** START **

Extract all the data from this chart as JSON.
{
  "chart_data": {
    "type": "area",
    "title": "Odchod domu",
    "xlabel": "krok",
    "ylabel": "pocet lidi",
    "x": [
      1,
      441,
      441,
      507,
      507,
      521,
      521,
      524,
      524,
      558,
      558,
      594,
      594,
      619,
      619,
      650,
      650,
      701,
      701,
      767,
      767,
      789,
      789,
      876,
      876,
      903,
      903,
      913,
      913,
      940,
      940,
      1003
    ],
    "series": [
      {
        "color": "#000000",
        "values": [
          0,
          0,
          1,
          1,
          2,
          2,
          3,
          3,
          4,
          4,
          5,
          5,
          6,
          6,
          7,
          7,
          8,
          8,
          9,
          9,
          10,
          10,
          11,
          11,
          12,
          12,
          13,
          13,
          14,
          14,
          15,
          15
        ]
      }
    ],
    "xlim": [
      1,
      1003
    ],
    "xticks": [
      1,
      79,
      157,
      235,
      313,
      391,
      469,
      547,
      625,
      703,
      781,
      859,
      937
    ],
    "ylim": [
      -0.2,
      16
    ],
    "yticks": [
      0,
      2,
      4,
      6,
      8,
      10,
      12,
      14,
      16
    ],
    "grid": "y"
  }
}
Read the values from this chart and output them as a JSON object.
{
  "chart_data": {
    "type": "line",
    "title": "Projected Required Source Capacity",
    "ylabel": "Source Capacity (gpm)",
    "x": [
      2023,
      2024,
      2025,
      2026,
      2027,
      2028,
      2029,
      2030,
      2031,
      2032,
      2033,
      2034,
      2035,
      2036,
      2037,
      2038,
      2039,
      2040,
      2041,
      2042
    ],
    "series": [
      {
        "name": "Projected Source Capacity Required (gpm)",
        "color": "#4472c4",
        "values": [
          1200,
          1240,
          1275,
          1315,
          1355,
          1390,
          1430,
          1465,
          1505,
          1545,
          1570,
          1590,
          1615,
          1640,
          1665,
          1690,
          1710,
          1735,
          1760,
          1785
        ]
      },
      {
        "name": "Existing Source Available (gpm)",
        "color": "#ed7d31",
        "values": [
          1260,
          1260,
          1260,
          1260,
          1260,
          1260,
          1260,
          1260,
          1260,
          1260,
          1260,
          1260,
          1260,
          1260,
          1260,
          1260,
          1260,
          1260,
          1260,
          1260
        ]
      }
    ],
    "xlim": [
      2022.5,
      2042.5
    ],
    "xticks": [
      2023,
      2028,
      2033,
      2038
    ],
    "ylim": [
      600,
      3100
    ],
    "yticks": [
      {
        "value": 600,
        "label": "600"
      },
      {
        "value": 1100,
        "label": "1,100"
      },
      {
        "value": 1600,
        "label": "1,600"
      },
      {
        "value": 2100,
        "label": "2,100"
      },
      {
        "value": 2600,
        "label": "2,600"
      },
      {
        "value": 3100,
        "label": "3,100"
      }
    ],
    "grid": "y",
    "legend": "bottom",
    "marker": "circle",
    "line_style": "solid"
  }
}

** END **

From the listing above, find the number of lines with the word "Required" in them. Answer with the number only.

2